Dataset entries on figures:
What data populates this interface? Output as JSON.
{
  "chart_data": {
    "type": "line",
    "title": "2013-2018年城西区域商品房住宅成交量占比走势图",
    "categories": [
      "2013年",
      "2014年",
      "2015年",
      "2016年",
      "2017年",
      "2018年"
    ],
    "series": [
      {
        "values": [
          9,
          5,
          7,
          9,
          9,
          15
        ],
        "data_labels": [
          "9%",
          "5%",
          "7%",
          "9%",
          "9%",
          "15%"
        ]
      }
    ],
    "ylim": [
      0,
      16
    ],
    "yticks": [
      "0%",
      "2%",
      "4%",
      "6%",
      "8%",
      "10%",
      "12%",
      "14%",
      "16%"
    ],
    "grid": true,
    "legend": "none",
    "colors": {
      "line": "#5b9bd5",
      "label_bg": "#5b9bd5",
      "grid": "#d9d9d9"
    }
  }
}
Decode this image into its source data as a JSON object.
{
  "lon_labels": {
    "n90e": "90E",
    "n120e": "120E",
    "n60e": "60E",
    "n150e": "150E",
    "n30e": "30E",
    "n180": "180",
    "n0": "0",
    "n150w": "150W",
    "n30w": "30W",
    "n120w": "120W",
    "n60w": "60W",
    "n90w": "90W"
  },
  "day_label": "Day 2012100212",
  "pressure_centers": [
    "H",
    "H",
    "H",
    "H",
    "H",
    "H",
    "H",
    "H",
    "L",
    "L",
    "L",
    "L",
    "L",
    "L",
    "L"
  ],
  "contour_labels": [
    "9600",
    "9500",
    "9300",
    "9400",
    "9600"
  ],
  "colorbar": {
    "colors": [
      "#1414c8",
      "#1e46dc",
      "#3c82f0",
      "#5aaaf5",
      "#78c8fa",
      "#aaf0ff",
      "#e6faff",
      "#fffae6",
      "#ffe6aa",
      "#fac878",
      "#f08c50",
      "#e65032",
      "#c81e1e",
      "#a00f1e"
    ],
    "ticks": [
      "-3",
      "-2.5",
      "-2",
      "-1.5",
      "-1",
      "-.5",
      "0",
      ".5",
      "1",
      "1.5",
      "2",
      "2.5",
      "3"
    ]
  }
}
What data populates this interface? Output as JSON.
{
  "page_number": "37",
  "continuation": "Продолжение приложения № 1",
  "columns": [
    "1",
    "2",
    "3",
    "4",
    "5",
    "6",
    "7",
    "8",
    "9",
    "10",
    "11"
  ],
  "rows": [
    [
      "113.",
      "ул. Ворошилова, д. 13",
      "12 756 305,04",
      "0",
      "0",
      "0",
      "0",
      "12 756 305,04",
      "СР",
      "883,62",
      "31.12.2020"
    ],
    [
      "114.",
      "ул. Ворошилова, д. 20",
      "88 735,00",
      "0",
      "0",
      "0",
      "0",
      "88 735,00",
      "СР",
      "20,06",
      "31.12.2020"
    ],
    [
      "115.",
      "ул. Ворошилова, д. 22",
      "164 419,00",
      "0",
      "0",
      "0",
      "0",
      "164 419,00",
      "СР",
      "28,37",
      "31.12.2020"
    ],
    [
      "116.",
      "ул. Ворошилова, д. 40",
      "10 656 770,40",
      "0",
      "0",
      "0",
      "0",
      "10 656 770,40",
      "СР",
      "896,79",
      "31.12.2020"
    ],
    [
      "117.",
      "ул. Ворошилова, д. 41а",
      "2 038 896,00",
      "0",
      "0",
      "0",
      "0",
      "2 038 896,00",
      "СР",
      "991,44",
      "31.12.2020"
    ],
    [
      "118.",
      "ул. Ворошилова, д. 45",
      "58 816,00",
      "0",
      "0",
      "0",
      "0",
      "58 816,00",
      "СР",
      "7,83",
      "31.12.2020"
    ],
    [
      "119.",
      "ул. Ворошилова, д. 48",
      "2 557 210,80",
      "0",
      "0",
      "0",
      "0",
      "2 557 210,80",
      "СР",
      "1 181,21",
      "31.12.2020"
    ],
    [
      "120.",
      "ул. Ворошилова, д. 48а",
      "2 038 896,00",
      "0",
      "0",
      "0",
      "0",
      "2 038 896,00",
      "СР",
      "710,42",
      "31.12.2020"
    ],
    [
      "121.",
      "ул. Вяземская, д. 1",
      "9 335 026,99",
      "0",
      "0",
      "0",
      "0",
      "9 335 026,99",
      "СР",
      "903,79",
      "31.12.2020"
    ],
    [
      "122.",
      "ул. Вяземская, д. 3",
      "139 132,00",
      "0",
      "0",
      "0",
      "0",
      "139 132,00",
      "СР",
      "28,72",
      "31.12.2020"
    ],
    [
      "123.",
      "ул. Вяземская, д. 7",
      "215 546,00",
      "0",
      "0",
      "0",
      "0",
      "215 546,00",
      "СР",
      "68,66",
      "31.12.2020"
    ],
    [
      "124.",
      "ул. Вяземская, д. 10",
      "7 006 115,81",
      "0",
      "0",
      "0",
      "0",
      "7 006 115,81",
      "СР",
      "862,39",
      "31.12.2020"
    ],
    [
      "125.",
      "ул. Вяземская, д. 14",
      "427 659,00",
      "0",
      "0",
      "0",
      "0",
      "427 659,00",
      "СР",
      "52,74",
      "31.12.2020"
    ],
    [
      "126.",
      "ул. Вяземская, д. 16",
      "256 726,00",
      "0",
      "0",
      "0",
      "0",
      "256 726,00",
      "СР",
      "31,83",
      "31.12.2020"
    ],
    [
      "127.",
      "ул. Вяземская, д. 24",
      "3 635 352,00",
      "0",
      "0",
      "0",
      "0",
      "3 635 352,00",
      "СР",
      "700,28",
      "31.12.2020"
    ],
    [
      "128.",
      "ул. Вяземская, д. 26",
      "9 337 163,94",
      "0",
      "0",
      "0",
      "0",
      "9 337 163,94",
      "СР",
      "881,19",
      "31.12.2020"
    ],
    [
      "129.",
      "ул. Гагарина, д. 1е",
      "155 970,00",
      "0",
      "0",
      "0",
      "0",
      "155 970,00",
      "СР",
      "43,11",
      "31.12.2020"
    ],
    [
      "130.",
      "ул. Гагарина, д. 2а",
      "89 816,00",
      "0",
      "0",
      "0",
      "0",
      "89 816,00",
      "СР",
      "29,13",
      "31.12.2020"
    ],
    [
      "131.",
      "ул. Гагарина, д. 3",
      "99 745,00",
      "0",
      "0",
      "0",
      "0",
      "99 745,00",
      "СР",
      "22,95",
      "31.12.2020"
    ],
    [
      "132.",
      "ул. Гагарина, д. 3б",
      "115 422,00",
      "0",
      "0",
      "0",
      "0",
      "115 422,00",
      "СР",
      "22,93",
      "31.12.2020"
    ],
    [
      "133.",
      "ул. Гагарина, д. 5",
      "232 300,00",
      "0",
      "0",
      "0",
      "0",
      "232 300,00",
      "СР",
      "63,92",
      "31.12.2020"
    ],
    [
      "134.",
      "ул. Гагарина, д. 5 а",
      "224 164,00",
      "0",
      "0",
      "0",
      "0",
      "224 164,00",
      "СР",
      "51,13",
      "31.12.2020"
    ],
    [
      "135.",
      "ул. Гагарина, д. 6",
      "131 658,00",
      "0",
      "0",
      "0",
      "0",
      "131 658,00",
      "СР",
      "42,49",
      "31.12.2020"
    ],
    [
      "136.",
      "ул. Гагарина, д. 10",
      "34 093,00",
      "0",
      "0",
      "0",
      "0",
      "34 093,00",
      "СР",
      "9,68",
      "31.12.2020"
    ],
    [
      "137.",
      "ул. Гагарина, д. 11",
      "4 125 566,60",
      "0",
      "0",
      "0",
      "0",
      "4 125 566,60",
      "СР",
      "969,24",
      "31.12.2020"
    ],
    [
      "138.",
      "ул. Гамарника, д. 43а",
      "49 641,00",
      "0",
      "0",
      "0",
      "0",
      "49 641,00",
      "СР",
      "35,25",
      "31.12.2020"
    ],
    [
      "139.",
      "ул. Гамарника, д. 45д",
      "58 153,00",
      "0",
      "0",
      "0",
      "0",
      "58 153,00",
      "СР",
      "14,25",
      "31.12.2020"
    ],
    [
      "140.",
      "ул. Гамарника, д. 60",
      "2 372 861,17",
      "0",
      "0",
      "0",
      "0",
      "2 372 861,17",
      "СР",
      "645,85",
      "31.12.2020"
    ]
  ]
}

WHAT TO DO:
Copy each line of the listing that includes "Гагарина".

THE ANSWER:
      "ул. Гагарина, д. 1е",
      "ул. Гагарина, д. 2а",
      "ул. Гагарина, д. 3",
      "ул. Гагарина, д. 3б",
      "ул. Гагарина, д. 5",
      "ул. Гагарина, д. 5 а",
      "ул. Гагарина, д. 6",
      "ул. Гагарина, д. 10",
      "ул. Гагарина, д. 11",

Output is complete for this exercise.